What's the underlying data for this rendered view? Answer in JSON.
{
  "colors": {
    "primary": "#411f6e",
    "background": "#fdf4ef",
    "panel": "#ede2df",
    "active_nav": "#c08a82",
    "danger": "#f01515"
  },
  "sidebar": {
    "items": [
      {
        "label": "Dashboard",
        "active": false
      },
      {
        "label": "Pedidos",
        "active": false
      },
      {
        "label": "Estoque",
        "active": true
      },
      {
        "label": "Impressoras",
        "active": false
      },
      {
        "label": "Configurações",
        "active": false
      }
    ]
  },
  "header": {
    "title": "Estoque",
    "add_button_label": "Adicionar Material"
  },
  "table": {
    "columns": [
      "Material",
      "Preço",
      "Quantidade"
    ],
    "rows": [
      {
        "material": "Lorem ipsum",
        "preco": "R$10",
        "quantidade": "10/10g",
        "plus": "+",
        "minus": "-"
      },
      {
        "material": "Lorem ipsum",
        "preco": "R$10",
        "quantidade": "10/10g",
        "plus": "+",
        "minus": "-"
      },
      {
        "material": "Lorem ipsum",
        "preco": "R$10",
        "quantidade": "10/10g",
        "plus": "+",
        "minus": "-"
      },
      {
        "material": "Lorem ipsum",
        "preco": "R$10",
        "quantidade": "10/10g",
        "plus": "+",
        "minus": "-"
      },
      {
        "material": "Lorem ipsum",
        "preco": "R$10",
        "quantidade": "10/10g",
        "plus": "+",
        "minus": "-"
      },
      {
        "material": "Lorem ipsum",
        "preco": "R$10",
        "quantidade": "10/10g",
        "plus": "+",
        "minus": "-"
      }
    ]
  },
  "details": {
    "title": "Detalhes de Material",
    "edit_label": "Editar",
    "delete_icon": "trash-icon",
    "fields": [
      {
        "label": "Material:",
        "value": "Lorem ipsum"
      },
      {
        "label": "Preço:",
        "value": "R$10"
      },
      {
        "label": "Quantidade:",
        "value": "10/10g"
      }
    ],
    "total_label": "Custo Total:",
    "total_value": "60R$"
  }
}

◇ ◇ ◇ ◇ ◇ ◇ ◇

Your objective:
Every record above needs to be repeated word for word.

Output below:
What's the underlying data for this rendered view? Answer in JSON.
{
  "colors": {
    "primary": "#411f6e",
    "background": "#fdf4ef",
    "panel": "#ede2df",
    "active_nav": "#c08a82",
    "danger": "#f01515"
  },
  "sidebar": {
    "items": [
      {
        "label": "Dashboard",
        "active": false
      },
      {
        "label": "Pedidos",
        "active": false
      },
      {
        "label": "Estoque",
        "active": true
      },
      {
        "label": "Impressoras",
        "active": false
      },
      {
        "label": "Configurações",
        "active": false
      }
    ]
  },
  "header": {
    "title": "Estoque",
    "add_button_label": "Adicionar Material"
  },
  "table": {
    "columns": [
      "Material",
      "Preço",
      "Quantidade"
    ],
    "rows": [
      {
        "material": "Lorem ipsum",
        "preco": "R$10",
        "quantidade": "10/10g",
        "plus": "+",
        "minus": "-"
      },
      {
        "material": "Lorem ipsum",
        "preco": "R$10",
        "quantidade": "10/10g",
        "plus": "+",
        "minus": "-"
      },
      {
        "material": "Lorem ipsum",
        "preco": "R$10",
        "quantidade": "10/10g",
        "plus": "+",
        "minus": "-"
      },
      {
        "material": "Lorem ipsum",
        "preco": "R$10",
        "quantidade": "10/10g",
        "plus": "+",
        "minus": "-"
      },
      {
        "material": "Lorem ipsum",
        "preco": "R$10",
        "quantidade": "10/10g",
        "plus": "+",
        "minus": "-"
      },
      {
        "material": "Lorem ipsum",
        "preco": "R$10",
        "quantidade": "10/10g",
        "plus": "+",
        "minus": "-"
      }
    ]
  },
  "details": {
    "title": "Detalhes de Material",
    "edit_label": "Editar",
    "delete_icon": "trash-icon",
    "fields": [
      {
        "label": "Material:",
        "value": "Lorem ipsum"
      },
      {
        "label": "Preço:",
        "value": "R$10"
      },
      {
        "label": "Quantidade:",
        "value": "10/10g"
      }
    ],
    "total_label": "Custo Total:",
    "total_value": "60R$"
  }
}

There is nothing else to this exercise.